Which lines of the records contain "points"? Collect every one of them.

— START Records —

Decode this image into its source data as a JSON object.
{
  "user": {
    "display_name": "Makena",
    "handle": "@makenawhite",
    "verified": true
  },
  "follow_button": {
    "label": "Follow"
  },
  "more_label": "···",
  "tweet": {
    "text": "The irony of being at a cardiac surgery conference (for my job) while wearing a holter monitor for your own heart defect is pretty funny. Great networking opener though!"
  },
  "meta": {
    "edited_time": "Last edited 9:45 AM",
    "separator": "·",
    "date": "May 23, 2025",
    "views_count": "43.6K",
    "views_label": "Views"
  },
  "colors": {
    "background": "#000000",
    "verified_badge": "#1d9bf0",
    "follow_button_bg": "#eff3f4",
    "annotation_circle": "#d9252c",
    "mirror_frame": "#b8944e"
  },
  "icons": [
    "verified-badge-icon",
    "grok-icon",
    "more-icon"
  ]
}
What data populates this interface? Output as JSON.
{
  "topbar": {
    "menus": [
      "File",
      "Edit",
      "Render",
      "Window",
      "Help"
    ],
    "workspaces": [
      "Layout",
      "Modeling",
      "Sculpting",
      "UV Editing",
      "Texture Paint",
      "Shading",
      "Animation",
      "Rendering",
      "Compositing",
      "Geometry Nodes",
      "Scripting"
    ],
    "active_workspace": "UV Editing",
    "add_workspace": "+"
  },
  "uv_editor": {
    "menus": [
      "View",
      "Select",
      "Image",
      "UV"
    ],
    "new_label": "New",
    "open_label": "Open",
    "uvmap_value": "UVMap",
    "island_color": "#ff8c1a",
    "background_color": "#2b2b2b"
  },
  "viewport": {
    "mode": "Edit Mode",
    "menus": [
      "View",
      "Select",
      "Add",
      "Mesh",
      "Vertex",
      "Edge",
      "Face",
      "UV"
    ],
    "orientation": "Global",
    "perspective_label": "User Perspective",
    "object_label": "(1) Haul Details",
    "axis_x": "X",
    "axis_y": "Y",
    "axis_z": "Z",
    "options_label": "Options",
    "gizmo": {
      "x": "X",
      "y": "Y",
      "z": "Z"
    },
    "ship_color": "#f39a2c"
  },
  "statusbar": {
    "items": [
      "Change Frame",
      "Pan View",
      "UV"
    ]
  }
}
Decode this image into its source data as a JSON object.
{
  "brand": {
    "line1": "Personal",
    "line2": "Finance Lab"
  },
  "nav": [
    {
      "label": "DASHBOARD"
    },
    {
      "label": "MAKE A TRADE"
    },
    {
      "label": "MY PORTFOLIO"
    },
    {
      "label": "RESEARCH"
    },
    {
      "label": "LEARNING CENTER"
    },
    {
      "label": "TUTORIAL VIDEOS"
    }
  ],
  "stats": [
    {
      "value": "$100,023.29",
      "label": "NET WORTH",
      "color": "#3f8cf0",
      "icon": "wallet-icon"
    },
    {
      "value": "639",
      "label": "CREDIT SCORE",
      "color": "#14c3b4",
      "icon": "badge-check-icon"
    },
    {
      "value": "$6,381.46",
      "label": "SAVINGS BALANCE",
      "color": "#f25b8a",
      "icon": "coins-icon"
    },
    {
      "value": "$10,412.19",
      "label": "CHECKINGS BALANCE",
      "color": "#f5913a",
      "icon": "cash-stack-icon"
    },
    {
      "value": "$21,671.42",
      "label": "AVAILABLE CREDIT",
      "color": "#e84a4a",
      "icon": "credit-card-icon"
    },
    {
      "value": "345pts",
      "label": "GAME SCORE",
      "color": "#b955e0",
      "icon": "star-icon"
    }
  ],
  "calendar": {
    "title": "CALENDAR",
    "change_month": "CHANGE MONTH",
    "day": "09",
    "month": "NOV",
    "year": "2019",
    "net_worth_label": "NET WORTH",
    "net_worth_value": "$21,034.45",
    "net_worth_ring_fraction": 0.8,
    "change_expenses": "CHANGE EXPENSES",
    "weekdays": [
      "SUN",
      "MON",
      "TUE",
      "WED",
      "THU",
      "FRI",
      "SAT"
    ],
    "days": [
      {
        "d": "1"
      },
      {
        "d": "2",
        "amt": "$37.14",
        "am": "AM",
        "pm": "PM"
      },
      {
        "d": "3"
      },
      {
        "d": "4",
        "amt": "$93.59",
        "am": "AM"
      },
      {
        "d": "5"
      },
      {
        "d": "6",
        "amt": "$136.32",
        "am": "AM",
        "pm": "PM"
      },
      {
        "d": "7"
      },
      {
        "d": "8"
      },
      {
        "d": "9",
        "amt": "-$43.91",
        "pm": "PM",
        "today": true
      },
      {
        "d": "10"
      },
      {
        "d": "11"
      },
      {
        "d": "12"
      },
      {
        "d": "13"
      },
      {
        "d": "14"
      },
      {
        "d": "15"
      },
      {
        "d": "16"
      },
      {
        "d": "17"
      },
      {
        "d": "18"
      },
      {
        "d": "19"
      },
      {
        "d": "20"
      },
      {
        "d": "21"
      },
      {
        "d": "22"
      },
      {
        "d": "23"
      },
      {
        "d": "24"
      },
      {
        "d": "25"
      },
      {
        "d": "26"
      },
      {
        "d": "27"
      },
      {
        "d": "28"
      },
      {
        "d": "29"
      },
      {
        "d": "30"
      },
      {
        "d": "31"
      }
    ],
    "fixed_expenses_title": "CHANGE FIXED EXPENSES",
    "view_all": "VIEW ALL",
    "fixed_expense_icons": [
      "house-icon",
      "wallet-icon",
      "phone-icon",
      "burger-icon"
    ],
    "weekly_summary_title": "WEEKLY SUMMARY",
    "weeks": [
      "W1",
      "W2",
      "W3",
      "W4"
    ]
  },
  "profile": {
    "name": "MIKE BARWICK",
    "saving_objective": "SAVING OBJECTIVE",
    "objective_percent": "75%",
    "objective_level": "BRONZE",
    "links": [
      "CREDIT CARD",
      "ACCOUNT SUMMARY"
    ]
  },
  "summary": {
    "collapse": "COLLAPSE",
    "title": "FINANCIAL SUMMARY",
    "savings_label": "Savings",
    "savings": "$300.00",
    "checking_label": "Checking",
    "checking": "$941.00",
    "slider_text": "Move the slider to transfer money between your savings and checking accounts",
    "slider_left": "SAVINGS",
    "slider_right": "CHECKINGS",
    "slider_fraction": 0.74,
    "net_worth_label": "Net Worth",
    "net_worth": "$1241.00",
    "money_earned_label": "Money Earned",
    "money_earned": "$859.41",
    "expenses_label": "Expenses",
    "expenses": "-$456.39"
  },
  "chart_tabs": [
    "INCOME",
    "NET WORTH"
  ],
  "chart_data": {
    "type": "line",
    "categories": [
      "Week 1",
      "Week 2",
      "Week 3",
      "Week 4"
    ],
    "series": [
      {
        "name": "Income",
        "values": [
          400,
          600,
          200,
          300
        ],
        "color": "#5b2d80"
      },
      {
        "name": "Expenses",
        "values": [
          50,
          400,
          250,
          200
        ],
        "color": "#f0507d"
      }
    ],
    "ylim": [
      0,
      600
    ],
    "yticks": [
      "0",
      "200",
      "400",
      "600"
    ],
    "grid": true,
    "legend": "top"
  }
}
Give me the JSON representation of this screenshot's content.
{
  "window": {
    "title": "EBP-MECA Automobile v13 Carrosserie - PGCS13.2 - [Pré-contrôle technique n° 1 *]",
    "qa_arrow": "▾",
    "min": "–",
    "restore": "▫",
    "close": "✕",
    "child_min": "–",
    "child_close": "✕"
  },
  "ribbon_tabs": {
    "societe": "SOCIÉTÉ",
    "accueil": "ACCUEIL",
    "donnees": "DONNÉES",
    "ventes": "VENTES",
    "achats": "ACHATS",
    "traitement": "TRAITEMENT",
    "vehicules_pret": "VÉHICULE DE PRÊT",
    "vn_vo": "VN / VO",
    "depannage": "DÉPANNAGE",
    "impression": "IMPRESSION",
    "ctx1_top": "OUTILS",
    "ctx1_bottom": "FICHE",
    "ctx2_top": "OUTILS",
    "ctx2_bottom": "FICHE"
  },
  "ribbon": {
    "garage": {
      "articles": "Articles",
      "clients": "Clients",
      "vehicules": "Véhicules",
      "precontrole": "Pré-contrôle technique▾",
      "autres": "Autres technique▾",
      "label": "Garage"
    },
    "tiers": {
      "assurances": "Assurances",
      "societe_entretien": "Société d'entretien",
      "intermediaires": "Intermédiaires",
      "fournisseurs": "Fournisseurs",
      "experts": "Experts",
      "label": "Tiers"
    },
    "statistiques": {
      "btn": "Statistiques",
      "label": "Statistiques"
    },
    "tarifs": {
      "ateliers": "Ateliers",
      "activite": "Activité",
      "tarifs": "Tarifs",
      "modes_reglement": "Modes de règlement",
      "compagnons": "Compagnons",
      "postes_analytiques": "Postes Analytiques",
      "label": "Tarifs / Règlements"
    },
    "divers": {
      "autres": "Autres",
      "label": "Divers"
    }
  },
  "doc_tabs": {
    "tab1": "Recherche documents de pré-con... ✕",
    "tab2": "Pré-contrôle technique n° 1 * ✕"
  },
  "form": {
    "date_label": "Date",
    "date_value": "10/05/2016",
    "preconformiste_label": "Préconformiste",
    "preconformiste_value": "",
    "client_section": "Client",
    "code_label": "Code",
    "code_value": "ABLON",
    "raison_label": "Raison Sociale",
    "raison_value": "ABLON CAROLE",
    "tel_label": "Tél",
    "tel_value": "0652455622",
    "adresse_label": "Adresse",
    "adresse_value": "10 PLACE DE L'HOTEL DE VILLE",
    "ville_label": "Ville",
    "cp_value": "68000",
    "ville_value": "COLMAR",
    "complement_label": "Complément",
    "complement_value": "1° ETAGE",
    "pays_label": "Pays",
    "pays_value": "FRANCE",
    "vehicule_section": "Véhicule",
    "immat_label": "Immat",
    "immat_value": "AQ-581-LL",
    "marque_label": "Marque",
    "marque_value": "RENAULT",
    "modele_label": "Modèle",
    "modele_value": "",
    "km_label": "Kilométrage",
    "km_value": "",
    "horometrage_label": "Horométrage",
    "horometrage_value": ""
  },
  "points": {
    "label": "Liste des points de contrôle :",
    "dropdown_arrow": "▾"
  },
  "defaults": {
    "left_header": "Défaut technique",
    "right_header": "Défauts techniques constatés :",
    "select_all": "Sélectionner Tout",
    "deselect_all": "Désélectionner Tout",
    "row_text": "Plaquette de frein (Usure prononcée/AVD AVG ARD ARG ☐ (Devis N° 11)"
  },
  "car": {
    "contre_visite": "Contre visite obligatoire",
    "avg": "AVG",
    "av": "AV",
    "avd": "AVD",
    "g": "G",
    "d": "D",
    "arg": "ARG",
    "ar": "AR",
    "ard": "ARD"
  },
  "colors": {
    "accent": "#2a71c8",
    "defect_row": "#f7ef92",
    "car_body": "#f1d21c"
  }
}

— END Records —

Task output:
  "points": {
    "label": "Liste des points de contrôle :",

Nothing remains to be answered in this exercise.